**GIVEN INSTRUCTION**: Make an exact copy of the records, dropping all pictures.

_ _ _

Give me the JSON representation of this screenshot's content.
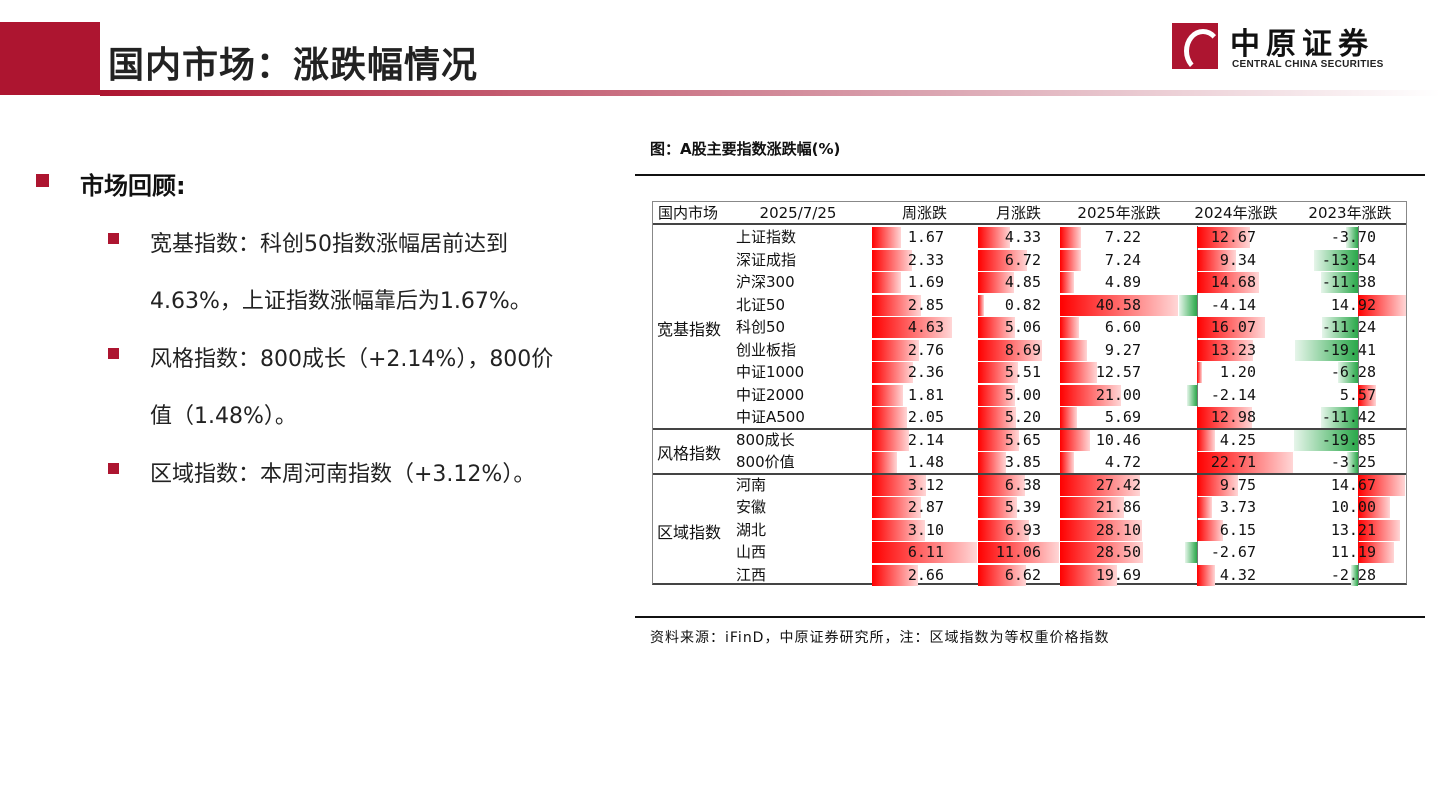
{
  "header": {
    "title": "国内市场：涨跌幅情况",
    "logo_cn": "中原证券",
    "logo_en": "CENTRAL CHINA SECURITIES"
  },
  "review": {
    "heading": "市场回顾:",
    "items": [
      {
        "line1": "宽基指数：科创50指数涨幅居前达到",
        "line2": "4.63%，上证指数涨幅靠后为1.67%。"
      },
      {
        "line1": "风格指数：800成长（+2.14%），800价",
        "line2": "值（1.48%）。"
      },
      {
        "line1": "区域指数：本周河南指数（+3.12%）。"
      }
    ]
  },
  "figure": {
    "caption": "图：A股主要指数涨跌幅(%)",
    "source": "资料来源：iFinD，中原证券研究所，注：区域指数为等权重价格指数"
  },
  "colors": {
    "red": "#ff0000",
    "green": "#2aa84a",
    "brand": "#ad1530"
  },
  "chart_data": {
    "type": "table",
    "headers": [
      "国内市场",
      "2025/7/25",
      "周涨跌",
      "月涨跌",
      "2025年涨跌",
      "2024年涨跌",
      "2023年涨跌"
    ],
    "groups": [
      {
        "name": "宽基指数",
        "rows": [
          {
            "name": "上证指数",
            "values": [
              1.67,
              4.33,
              7.22,
              12.67,
              -3.7
            ]
          },
          {
            "name": "深证成指",
            "values": [
              2.33,
              6.72,
              7.24,
              9.34,
              -13.54
            ]
          },
          {
            "name": "沪深300",
            "values": [
              1.69,
              4.85,
              4.89,
              14.68,
              -11.38
            ]
          },
          {
            "name": "北证50",
            "values": [
              2.85,
              0.82,
              40.58,
              -4.14,
              14.92
            ]
          },
          {
            "name": "科创50",
            "values": [
              4.63,
              5.06,
              6.6,
              16.07,
              -11.24
            ]
          },
          {
            "name": "创业板指",
            "values": [
              2.76,
              8.69,
              9.27,
              13.23,
              -19.41
            ]
          },
          {
            "name": "中证1000",
            "values": [
              2.36,
              5.51,
              12.57,
              1.2,
              -6.28
            ]
          },
          {
            "name": "中证2000",
            "values": [
              1.81,
              5.0,
              21.0,
              -2.14,
              5.57
            ]
          },
          {
            "name": "中证A500",
            "values": [
              2.05,
              5.2,
              5.69,
              12.98,
              -11.42
            ]
          }
        ]
      },
      {
        "name": "风格指数",
        "rows": [
          {
            "name": "800成长",
            "values": [
              2.14,
              5.65,
              10.46,
              4.25,
              -19.85
            ]
          },
          {
            "name": "800价值",
            "values": [
              1.48,
              3.85,
              4.72,
              22.71,
              -3.25
            ]
          }
        ]
      },
      {
        "name": "区域指数",
        "rows": [
          {
            "name": "河南",
            "values": [
              3.12,
              6.38,
              27.42,
              9.75,
              14.67
            ]
          },
          {
            "name": "安徽",
            "values": [
              2.87,
              5.39,
              21.86,
              3.73,
              10.0
            ]
          },
          {
            "name": "湖北",
            "values": [
              3.1,
              6.93,
              28.1,
              6.15,
              13.21
            ]
          },
          {
            "name": "山西",
            "values": [
              6.11,
              11.06,
              28.5,
              -2.67,
              11.19
            ]
          },
          {
            "name": "江西",
            "values": [
              2.66,
              6.62,
              19.69,
              4.32,
              -2.28
            ]
          }
        ]
      }
    ]
  }
}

_ _ _

**EXERCISE RESULT**:
Give me the JSON representation of this screenshot's content.
{
  "header": {
    "title": "国内市场：涨跌幅情况",
    "logo_cn": "中原证券",
    "logo_en": "CENTRAL CHINA SECURITIES"
  },
  "review": {
    "heading": "市场回顾:",
    "items": [
      {
        "line1": "宽基指数：科创50指数涨幅居前达到",
        "line2": "4.63%，上证指数涨幅靠后为1.67%。"
      },
      {
        "line1": "风格指数：800成长（+2.14%），800价",
        "line2": "值（1.48%）。"
      },
      {
        "line1": "区域指数：本周河南指数（+3.12%）。"
      }
    ]
  },
  "figure": {
    "caption": "图：A股主要指数涨跌幅(%)",
    "source": "资料来源：iFinD，中原证券研究所，注：区域指数为等权重价格指数"
  },
  "colors": {
    "red": "#ff0000",
    "green": "#2aa84a",
    "brand": "#ad1530"
  },
  "chart_data": {
    "type": "table",
    "headers": [
      "国内市场",
      "2025/7/25",
      "周涨跌",
      "月涨跌",
      "2025年涨跌",
      "2024年涨跌",
      "2023年涨跌"
    ],
    "groups": [
      {
        "name": "宽基指数",
        "rows": [
          {
            "name": "上证指数",
            "values": [
              1.67,
              4.33,
              7.22,
              12.67,
              -3.7
            ]
          },
          {
            "name": "深证成指",
            "values": [
              2.33,
              6.72,
              7.24,
              9.34,
              -13.54
            ]
          },
          {
            "name": "沪深300",
            "values": [
              1.69,
              4.85,
              4.89,
              14.68,
              -11.38
            ]
          },
          {
            "name": "北证50",
            "values": [
              2.85,
              0.82,
              40.58,
              -4.14,
              14.92
            ]
          },
          {
            "name": "科创50",
            "values": [
              4.63,
              5.06,
              6.6,
              16.07,
              -11.24
            ]
          },
          {
            "name": "创业板指",
            "values": [
              2.76,
              8.69,
              9.27,
              13.23,
              -19.41
            ]
          },
          {
            "name": "中证1000",
            "values": [
              2.36,
              5.51,
              12.57,
              1.2,
              -6.28
            ]
          },
          {
            "name": "中证2000",
            "values": [
              1.81,
              5.0,
              21.0,
              -2.14,
              5.57
            ]
          },
          {
            "name": "中证A500",
            "values": [
              2.05,
              5.2,
              5.69,
              12.98,
              -11.42
            ]
          }
        ]
      },
      {
        "name": "风格指数",
        "rows": [
          {
            "name": "800成长",
            "values": [
              2.14,
              5.65,
              10.46,
              4.25,
              -19.85
            ]
          },
          {
            "name": "800价值",
            "values": [
              1.48,
              3.85,
              4.72,
              22.71,
              -3.25
            ]
          }
        ]
      },
      {
        "name": "区域指数",
        "rows": [
          {
            "name": "河南",
            "values": [
              3.12,
              6.38,
              27.42,
              9.75,
              14.67
            ]
          },
          {
            "name": "安徽",
            "values": [
              2.87,
              5.39,
              21.86,
              3.73,
              10.0
            ]
          },
          {
            "name": "湖北",
            "values": [
              3.1,
              6.93,
              28.1,
              6.15,
              13.21
            ]
          },
          {
            "name": "山西",
            "values": [
              6.11,
              11.06,
              28.5,
              -2.67,
              11.19
            ]
          },
          {
            "name": "江西",
            "values": [
              2.66,
              6.62,
              19.69,
              4.32,
              -2.28
            ]
          }
        ]
      }
    ]
  }
}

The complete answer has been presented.